• **GIVEN REQUEST**
Give the records back in full, exactly as they read.

• **RAW DATA**
• • • • • • •
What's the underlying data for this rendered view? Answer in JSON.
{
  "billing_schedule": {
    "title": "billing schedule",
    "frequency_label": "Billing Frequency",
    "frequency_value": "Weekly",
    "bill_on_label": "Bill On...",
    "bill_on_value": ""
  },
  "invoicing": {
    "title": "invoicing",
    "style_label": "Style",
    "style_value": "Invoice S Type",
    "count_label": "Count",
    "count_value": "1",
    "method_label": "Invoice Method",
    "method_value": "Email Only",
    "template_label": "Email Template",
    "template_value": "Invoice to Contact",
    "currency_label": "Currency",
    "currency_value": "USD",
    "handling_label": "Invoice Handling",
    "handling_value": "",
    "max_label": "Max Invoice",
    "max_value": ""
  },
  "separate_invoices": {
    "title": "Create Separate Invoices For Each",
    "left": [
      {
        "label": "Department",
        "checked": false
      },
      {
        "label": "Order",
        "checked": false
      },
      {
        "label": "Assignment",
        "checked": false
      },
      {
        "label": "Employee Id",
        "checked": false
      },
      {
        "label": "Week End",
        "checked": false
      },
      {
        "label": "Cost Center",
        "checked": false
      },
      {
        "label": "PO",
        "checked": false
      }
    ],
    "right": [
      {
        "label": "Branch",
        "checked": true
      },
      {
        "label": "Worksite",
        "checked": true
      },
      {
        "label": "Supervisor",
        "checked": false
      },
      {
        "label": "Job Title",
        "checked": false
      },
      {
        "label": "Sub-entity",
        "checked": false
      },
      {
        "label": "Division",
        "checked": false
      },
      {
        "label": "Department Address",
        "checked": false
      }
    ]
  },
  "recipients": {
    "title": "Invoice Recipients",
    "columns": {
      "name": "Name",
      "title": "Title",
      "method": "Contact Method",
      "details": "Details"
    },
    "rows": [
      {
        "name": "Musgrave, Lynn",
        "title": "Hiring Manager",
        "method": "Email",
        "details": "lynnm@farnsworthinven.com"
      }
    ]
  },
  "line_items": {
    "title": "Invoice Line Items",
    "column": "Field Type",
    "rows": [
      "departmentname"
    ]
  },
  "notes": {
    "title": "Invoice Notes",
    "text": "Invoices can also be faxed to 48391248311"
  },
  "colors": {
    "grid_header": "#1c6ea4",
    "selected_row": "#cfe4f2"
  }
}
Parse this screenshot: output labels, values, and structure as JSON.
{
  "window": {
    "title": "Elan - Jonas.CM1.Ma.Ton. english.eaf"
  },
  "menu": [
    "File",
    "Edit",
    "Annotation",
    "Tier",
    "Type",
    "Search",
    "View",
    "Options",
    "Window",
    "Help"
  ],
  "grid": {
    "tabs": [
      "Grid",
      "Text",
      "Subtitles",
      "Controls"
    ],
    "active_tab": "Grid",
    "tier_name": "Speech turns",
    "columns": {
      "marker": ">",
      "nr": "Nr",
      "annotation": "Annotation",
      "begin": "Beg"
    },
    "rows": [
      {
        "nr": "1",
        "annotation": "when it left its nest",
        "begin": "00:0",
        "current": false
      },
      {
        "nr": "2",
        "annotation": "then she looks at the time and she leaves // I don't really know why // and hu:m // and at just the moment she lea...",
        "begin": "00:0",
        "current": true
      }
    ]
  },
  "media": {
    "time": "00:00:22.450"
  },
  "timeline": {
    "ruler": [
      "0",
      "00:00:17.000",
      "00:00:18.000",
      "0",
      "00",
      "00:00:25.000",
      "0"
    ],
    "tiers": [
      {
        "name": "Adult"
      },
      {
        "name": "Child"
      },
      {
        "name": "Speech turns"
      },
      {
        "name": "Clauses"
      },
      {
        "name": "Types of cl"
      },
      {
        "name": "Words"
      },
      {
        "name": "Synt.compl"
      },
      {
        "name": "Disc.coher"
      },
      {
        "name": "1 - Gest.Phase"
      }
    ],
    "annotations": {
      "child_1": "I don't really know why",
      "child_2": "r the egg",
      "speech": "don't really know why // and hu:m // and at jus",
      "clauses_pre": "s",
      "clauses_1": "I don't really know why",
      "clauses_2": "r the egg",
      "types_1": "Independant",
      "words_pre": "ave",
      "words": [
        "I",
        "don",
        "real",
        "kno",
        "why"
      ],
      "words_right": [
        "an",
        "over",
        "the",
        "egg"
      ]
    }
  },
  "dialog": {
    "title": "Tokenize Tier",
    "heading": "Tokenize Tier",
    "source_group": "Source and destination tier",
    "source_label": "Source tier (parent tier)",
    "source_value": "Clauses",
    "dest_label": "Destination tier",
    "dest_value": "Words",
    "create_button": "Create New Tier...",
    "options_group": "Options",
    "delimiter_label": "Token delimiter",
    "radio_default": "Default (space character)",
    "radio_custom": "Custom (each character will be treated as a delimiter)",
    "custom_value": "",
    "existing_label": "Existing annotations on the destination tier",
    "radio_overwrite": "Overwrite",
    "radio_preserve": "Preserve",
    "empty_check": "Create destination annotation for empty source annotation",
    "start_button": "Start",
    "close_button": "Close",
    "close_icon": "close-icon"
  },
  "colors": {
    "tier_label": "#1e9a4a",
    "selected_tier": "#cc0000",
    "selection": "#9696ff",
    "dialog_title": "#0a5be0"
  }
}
• • • • • • •
• **COMPLETE RESPONSE**
What's the underlying data for this rendered view? Answer in JSON.
{
  "billing_schedule": {
    "title": "billing schedule",
    "frequency_label": "Billing Frequency",
    "frequency_value": "Weekly",
    "bill_on_label": "Bill On...",
    "bill_on_value": ""
  },
  "invoicing": {
    "title": "invoicing",
    "style_label": "Style",
    "style_value": "Invoice S Type",
    "count_label": "Count",
    "count_value": "1",
    "method_label": "Invoice Method",
    "method_value": "Email Only",
    "template_label": "Email Template",
    "template_value": "Invoice to Contact",
    "currency_label": "Currency",
    "currency_value": "USD",
    "handling_label": "Invoice Handling",
    "handling_value": "",
    "max_label": "Max Invoice",
    "max_value": ""
  },
  "separate_invoices": {
    "title": "Create Separate Invoices For Each",
    "left": [
      {
        "label": "Department",
        "checked": false
      },
      {
        "label": "Order",
        "checked": false
      },
      {
        "label": "Assignment",
        "checked": false
      },
      {
        "label": "Employee Id",
        "checked": false
      },
      {
        "label": "Week End",
        "checked": false
      },
      {
        "label": "Cost Center",
        "checked": false
      },
      {
        "label": "PO",
        "checked": false
      }
    ],
    "right": [
      {
        "label": "Branch",
        "checked": true
      },
      {
        "label": "Worksite",
        "checked": true
      },
      {
        "label": "Supervisor",
        "checked": false
      },
      {
        "label": "Job Title",
        "checked": false
      },
      {
        "label": "Sub-entity",
        "checked": false
      },
      {
        "label": "Division",
        "checked": false
      },
      {
        "label": "Department Address",
        "checked": false
      }
    ]
  },
  "recipients": {
    "title": "Invoice Recipients",
    "columns": {
      "name": "Name",
      "title": "Title",
      "method": "Contact Method",
      "details": "Details"
    },
    "rows": [
      {
        "name": "Musgrave, Lynn",
        "title": "Hiring Manager",
        "method": "Email",
        "details": "lynnm@farnsworthinven.com"
      }
    ]
  },
  "line_items": {
    "title": "Invoice Line Items",
    "column": "Field Type",
    "rows": [
      "departmentname"
    ]
  },
  "notes": {
    "title": "Invoice Notes",
    "text": "Invoices can also be faxed to 48391248311"
  },
  "colors": {
    "grid_header": "#1c6ea4",
    "selected_row": "#cfe4f2"
  }
}
Parse this screenshot: output labels, values, and structure as JSON.
{
  "window": {
    "title": "Elan - Jonas.CM1.Ma.Ton. english.eaf"
  },
  "menu": [
    "File",
    "Edit",
    "Annotation",
    "Tier",
    "Type",
    "Search",
    "View",
    "Options",
    "Window",
    "Help"
  ],
  "grid": {
    "tabs": [
      "Grid",
      "Text",
      "Subtitles",
      "Controls"
    ],
    "active_tab": "Grid",
    "tier_name": "Speech turns",
    "columns": {
      "marker": ">",
      "nr": "Nr",
      "annotation": "Annotation",
      "begin": "Beg"
    },
    "rows": [
      {
        "nr": "1",
        "annotation": "when it left its nest",
        "begin": "00:0",
        "current": false
      },
      {
        "nr": "2",
        "annotation": "then she looks at the time and she leaves // I don't really know why // and hu:m // and at just the moment she lea...",
        "begin": "00:0",
        "current": true
      }
    ]
  },
  "media": {
    "time": "00:00:22.450"
  },
  "timeline": {
    "ruler": [
      "0",
      "00:00:17.000",
      "00:00:18.000",
      "0",
      "00",
      "00:00:25.000",
      "0"
    ],
    "tiers": [
      {
        "name": "Adult"
      },
      {
        "name": "Child"
      },
      {
        "name": "Speech turns"
      },
      {
        "name": "Clauses"
      },
      {
        "name": "Types of cl"
      },
      {
        "name": "Words"
      },
      {
        "name": "Synt.compl"
      },
      {
        "name": "Disc.coher"
      },
      {
        "name": "1 - Gest.Phase"
      }
    ],
    "annotations": {
      "child_1": "I don't really know why",
      "child_2": "r the egg",
      "speech": "don't really know why // and hu:m // and at jus",
      "clauses_pre": "s",
      "clauses_1": "I don't really know why",
      "clauses_2": "r the egg",
      "types_1": "Independant",
      "words_pre": "ave",
      "words": [
        "I",
        "don",
        "real",
        "kno",
        "why"
      ],
      "words_right": [
        "an",
        "over",
        "the",
        "egg"
      ]
    }
  },
  "dialog": {
    "title": "Tokenize Tier",
    "heading": "Tokenize Tier",
    "source_group": "Source and destination tier",
    "source_label": "Source tier (parent tier)",
    "source_value": "Clauses",
    "dest_label": "Destination tier",
    "dest_value": "Words",
    "create_button": "Create New Tier...",
    "options_group": "Options",
    "delimiter_label": "Token delimiter",
    "radio_default": "Default (space character)",
    "radio_custom": "Custom (each character will be treated as a delimiter)",
    "custom_value": "",
    "existing_label": "Existing annotations on the destination tier",
    "radio_overwrite": "Overwrite",
    "radio_preserve": "Preserve",
    "empty_check": "Create destination annotation for empty source annotation",
    "start_button": "Start",
    "close_button": "Close",
    "close_icon": "close-icon"
  },
  "colors": {
    "tier_label": "#1e9a4a",
    "selected_tier": "#cc0000",
    "selection": "#9696ff",
    "dialog_title": "#0a5be0"
  }
}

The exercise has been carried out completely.